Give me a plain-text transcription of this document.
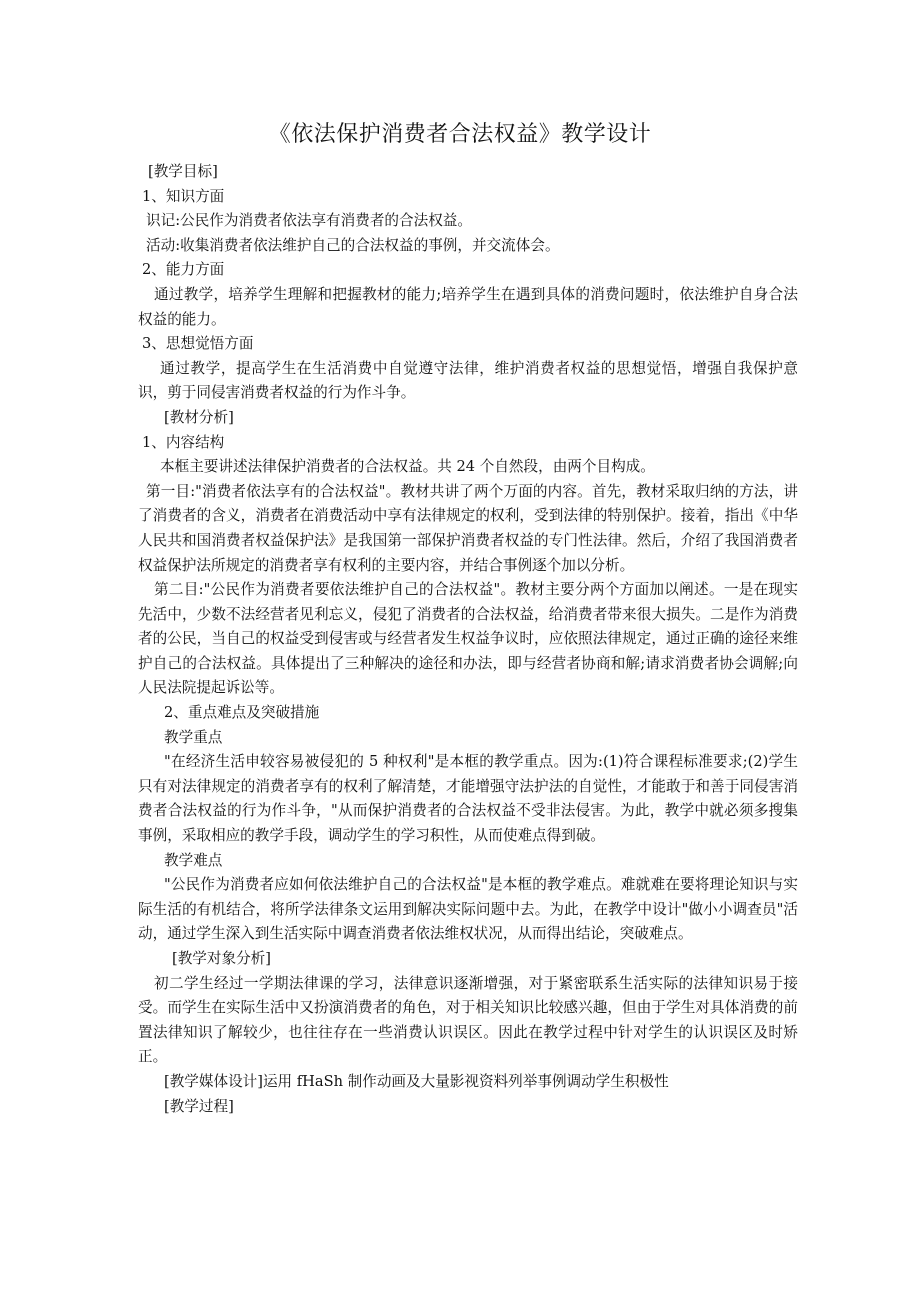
《依法保护消费者合法权益》教学设计

[教学目标]

1、知识方面

识记:公民作为消费者依法享有消费者的合法权益。

活动:收集消费者依法维护自己的合法权益的事例，并交流体会。

2、能力方面

通过教学，培养学生理解和把握教材的能力;培养学生在遇到具体的消费问题时，依法维护自身合法权益的能力。

3、思想觉悟方面

通过教学，提高学生在生活消费中自觉遵守法律，维护消费者权益的思想觉悟，增强自我保护意识，剪于同侵害消费者权益的行为作斗争。

[教材分析]

1、内容结构

本框主要讲述法律保护消费者的合法权益。共 24 个自然段，由两个目构成。

第一目:"消费者依法享有的合法权益"。教材共讲了两个万面的内容。首先，教材采取归纳的方法，讲了消费者的含义，消费者在消费活动中享有法律规定的权利，受到法律的特别保护。接着，指出《中华人民共和国消费者权益保护法》是我国第一部保护消费者权益的专门性法律。然后，介绍了我国消费者权益保护法所规定的消费者享有权利的主要内容，并结合事例逐个加以分析。

第二目:"公民作为消费者要依法维护自己的合法权益"。教材主要分两个方面加以阐述。一是在现实先活中，少数不法经营者见利忘义，侵犯了消费者的合法权益，给消费者带来很大损失。二是作为消费者的公民，当自己的权益受到侵害或与经营者发生权益争议时，应依照法律规定，通过正确的途径来维护自己的合法权益。具体提出了三种解决的途径和办法，即与经营者协商和解;请求消费者协会调解;向人民法院提起诉讼等。

2、重点难点及突破措施

教学重点

"在经济生活申较容易被侵犯的 5 种权利"是本框的教学重点。因为:(1)符合课程标准要求;(2)学生只有对法律规定的消费者享有的权利了解清楚，才能增强守法护法的自觉性，才能敢于和善于同侵害消费者合法权益的行为作斗争，"从而保护消费者的合法权益不受非法侵害。为此，教学中就必须多搜集事例，采取相应的教学手段，调动学生的学习积性，从而使难点得到破。

教学难点

"公民作为消费者应如何依法维护自己的合法权益"是本框的教学难点。难就难在要将理论知识与实际生活的有机结合，将所学法律条文运用到解决实际问题中去。为此，在教学中设计"做小小调查员"活动，通过学生深入到生活实际中调查消费者依法维权状况，从而得出结论，突破难点。

[教学对象分析]

初二学生经过一学期法律课的学习，法律意识逐渐增强，对于紧密联系生活实际的法律知识易于接受。而学生在实际生活中又扮演消费者的角色，对于相关知识比较感兴趣，但由于学生对具体消费的前置法律知识了解较少，也往往存在一些消费认识误区。因此在教学过程中针对学生的认识误区及时矫正。

[教学媒体设计]运用 fHaSh 制作动画及大量影视资料列举事例调动学生积极性

[教学过程]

▸ Stated task:
How many lines in the listing above contain the string "通过教学"? Answer with the number only.

▸ Answer for this exercise:
2